▶ **REQUIRED TASK**: Tally the lines in the following entries that include the word "structured"; state only the total.

***** EXERCISE MATERIAL *****

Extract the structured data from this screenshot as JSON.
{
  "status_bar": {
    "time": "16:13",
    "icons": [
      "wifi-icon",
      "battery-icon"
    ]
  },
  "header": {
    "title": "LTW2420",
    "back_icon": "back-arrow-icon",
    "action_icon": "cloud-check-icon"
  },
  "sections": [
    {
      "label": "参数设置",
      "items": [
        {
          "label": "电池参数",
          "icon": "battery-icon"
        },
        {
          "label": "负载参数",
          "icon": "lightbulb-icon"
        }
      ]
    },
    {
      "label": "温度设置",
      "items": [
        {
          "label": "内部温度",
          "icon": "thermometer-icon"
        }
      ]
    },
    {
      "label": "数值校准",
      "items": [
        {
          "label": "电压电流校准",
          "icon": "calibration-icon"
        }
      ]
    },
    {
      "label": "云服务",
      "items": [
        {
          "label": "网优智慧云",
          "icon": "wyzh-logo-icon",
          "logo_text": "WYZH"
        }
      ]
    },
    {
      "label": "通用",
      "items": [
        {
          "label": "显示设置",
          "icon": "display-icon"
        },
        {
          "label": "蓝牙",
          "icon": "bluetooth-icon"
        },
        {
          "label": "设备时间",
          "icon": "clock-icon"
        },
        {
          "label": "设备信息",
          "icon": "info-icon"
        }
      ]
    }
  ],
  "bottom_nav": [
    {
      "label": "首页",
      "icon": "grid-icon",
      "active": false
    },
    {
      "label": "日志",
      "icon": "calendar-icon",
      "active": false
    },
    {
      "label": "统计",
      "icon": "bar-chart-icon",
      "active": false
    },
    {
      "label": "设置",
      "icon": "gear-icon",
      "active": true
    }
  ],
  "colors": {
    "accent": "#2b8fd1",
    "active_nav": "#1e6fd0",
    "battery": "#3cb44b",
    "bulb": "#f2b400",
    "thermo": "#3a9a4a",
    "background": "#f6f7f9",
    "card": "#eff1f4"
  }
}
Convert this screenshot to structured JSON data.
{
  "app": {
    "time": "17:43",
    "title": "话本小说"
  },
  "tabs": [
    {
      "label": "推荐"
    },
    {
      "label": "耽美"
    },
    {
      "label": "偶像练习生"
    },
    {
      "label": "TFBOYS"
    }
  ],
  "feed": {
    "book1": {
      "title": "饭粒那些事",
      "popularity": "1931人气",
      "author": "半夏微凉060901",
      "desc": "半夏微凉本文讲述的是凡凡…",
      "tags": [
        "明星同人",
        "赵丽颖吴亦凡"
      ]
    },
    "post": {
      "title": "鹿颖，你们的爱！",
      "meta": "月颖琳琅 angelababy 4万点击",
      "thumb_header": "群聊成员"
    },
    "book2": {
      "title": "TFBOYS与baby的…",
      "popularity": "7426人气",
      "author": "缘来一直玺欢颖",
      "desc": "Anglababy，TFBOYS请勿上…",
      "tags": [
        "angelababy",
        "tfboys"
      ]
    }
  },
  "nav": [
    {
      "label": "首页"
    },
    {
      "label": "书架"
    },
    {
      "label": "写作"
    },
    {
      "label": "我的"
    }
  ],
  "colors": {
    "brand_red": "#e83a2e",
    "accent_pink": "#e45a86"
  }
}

*****

▶ **REPLY TO THE EXERCISE**: 2